PROBLEM REQUIREMENTS: Without the pictures, copy all the entries below exactly.

INFORMATION SUPPLIED:
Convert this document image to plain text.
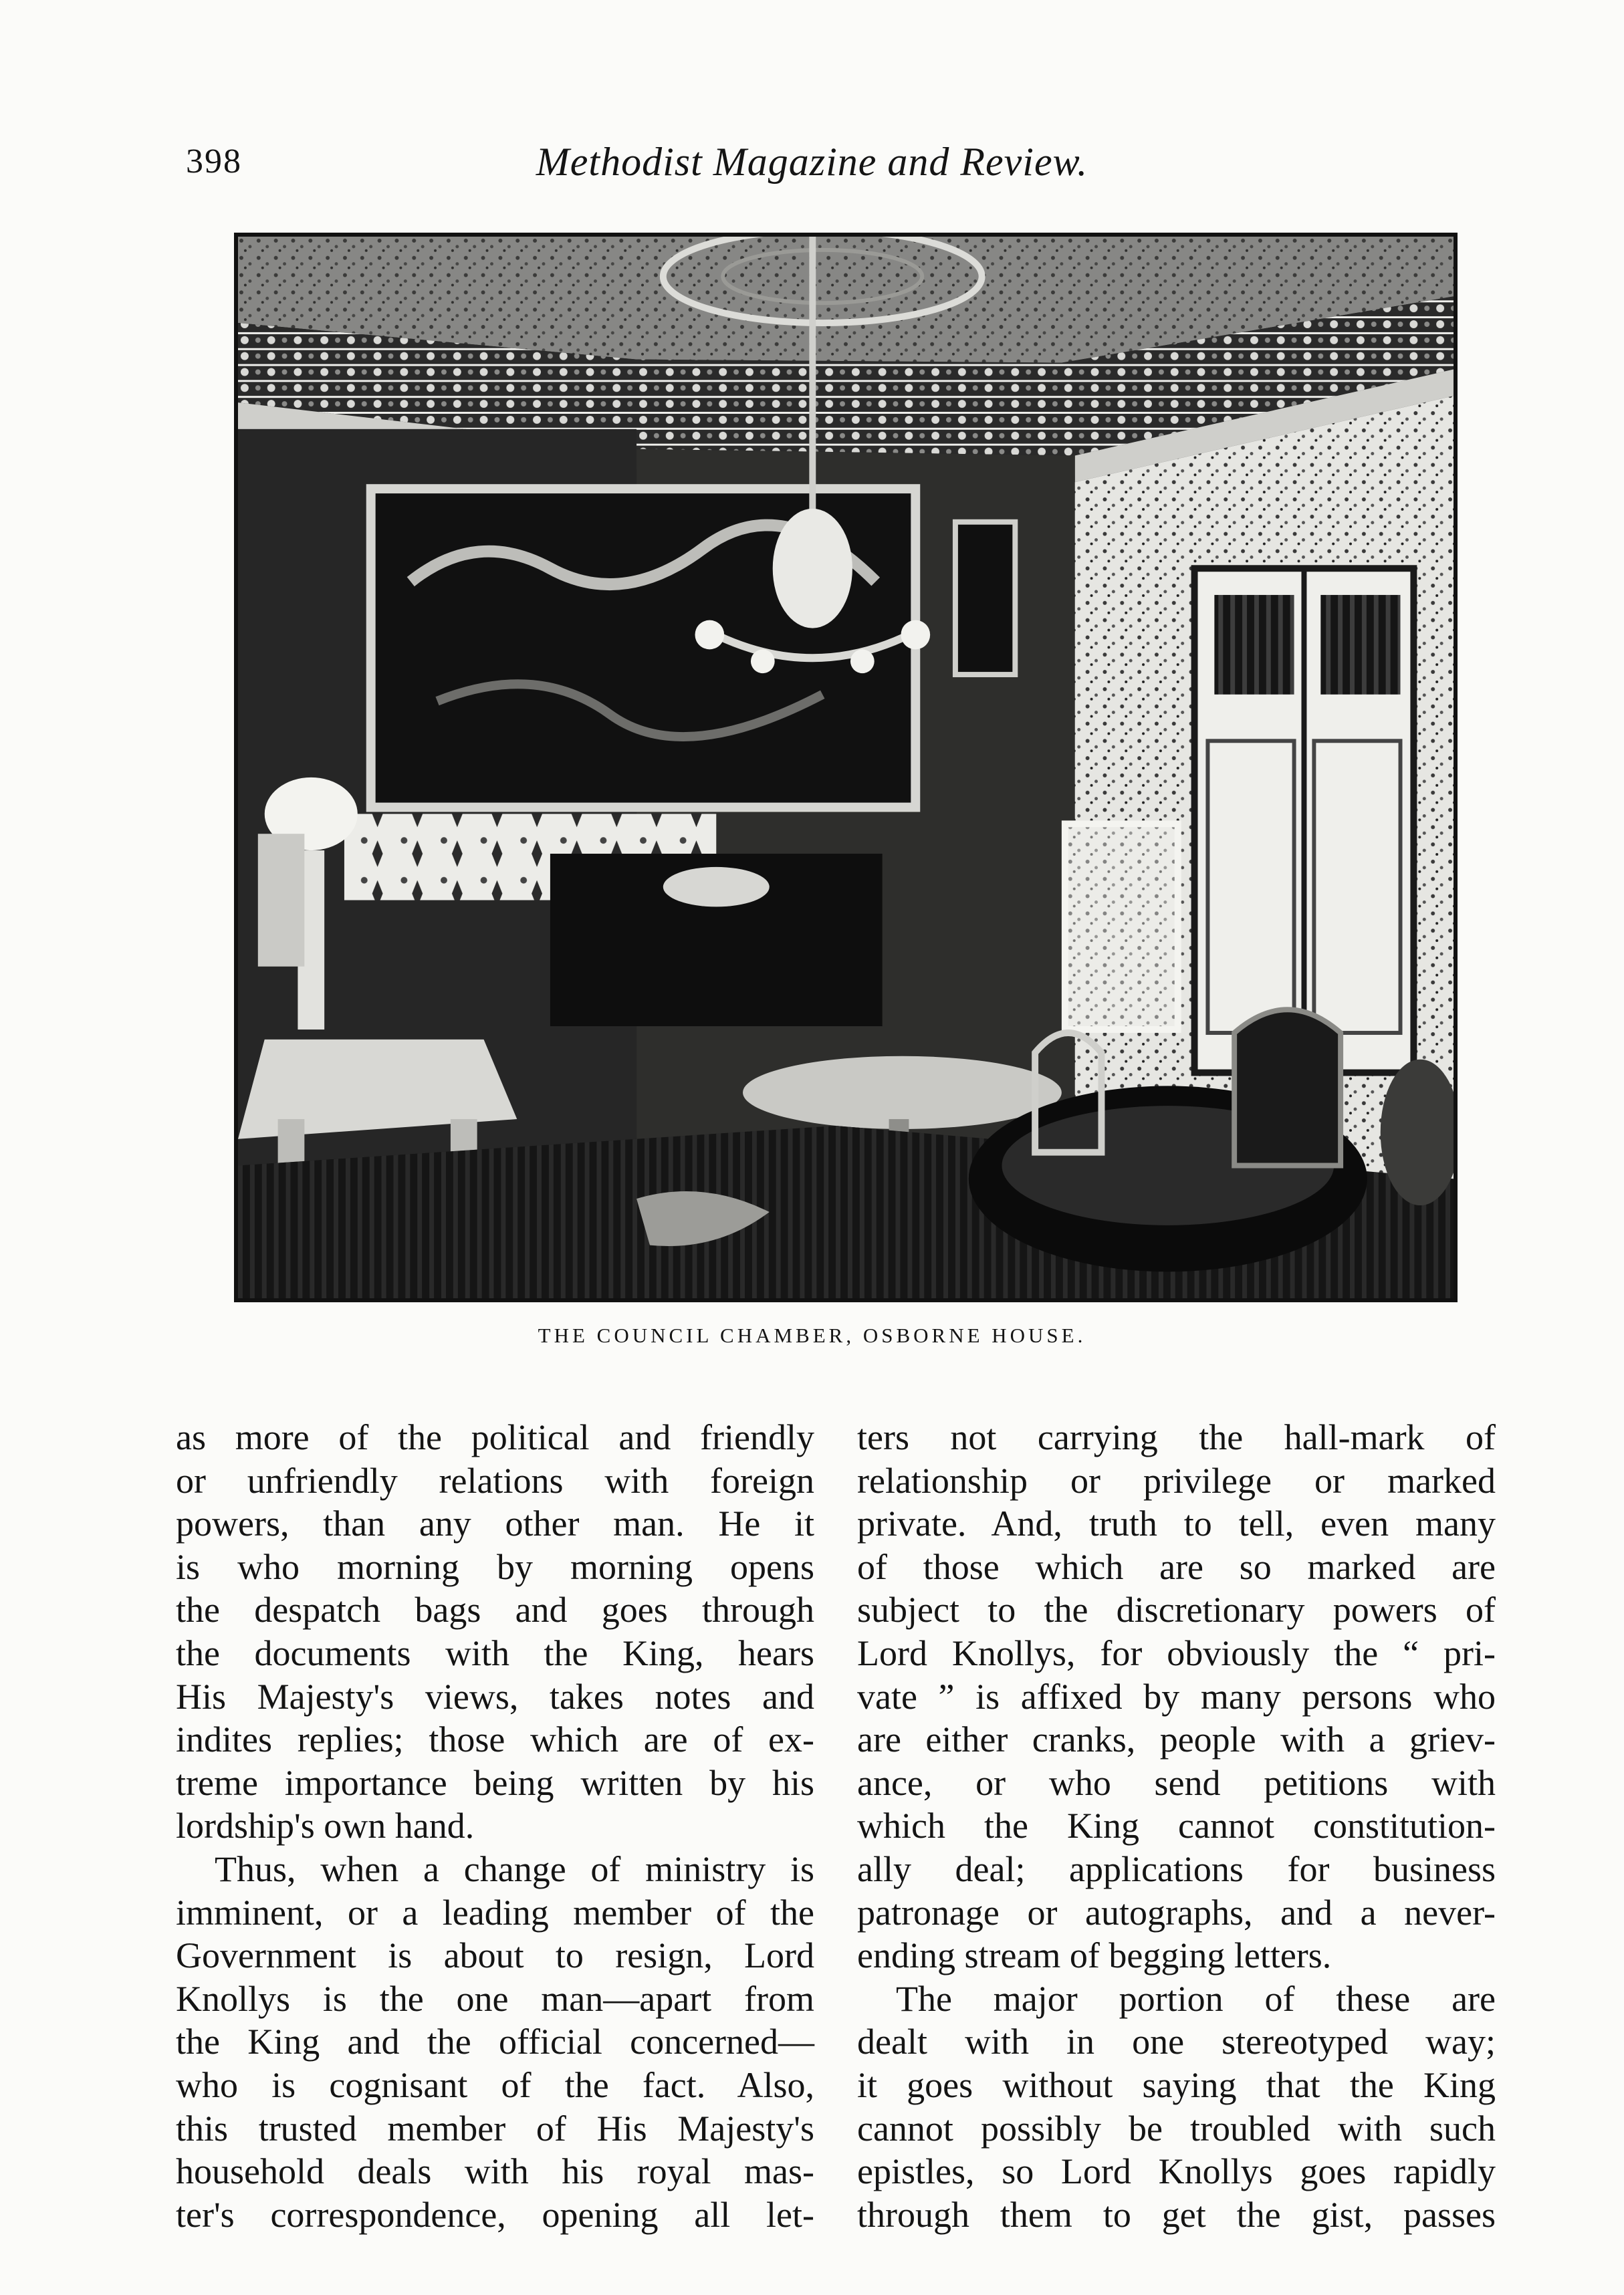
398	Methodist Magazine and Review.
THE COUNCIL CHAMBER, OSBORNE HOUSE.

as more of the political and friendly
or unfriendly relations with foreign
powers, than any other man. He it
is who morning by morning opens
the despatch bags and goes through
the documents with the King, hears
His Majesty's views, takes notes and
indites replies; those which are of ex-
treme importance being written by his
lordship's own hand.

Thus, when a change of ministry is
imminent, or a leading member of the
Government is about to resign, Lord
Knollys is the one man—apart from
the King and the official concerned—
who is cognisant of the fact. Also,
this trusted member of His Majesty's
household deals with his royal mas-
ter's correspondence, opening all let-

ters not carrying the hall-mark of
relationship or privilege or marked
private. And, truth to tell, even many
of those which are so marked are
subject to the discretionary powers of
Lord Knollys, for obviously the “ pri-
vate ” is affixed by many persons who
are either cranks, people with a griev-
ance, or who send petitions with
which the King cannot constitution-
ally deal; applications for business
patronage or autographs, and a never-
ending stream of begging letters.

The major portion of these are
dealt with in one stereotyped way;
it goes without saying that the King
cannot possibly be troubled with such
epistles, so Lord Knollys goes rapidly
through them to get the gist, passes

TASK RESULT:
Convert this document image to plain text.
398	Methodist Magazine and Review.
THE COUNCIL CHAMBER, OSBORNE HOUSE.

as more of the political and friendly
or unfriendly relations with foreign
powers, than any other man. He it
is who morning by morning opens
the despatch bags and goes through
the documents with the King, hears
His Majesty's views, takes notes and
indites replies; those which are of ex-
treme importance being written by his
lordship's own hand.

Thus, when a change of ministry is
imminent, or a leading member of the
Government is about to resign, Lord
Knollys is the one man—apart from
the King and the official concerned—
who is cognisant of the fact. Also,
this trusted member of His Majesty's
household deals with his royal mas-
ter's correspondence, opening all let-

ters not carrying the hall-mark of
relationship or privilege or marked
private. And, truth to tell, even many
of those which are so marked are
subject to the discretionary powers of
Lord Knollys, for obviously the “ pri-
vate ” is affixed by many persons who
are either cranks, people with a griev-
ance, or who send petitions with
which the King cannot constitution-
ally deal; applications for business
patronage or autographs, and a never-
ending stream of begging letters.

The major portion of these are
dealt with in one stereotyped way;
it goes without saying that the King
cannot possibly be troubled with such
epistles, so Lord Knollys goes rapidly
through them to get the gist, passes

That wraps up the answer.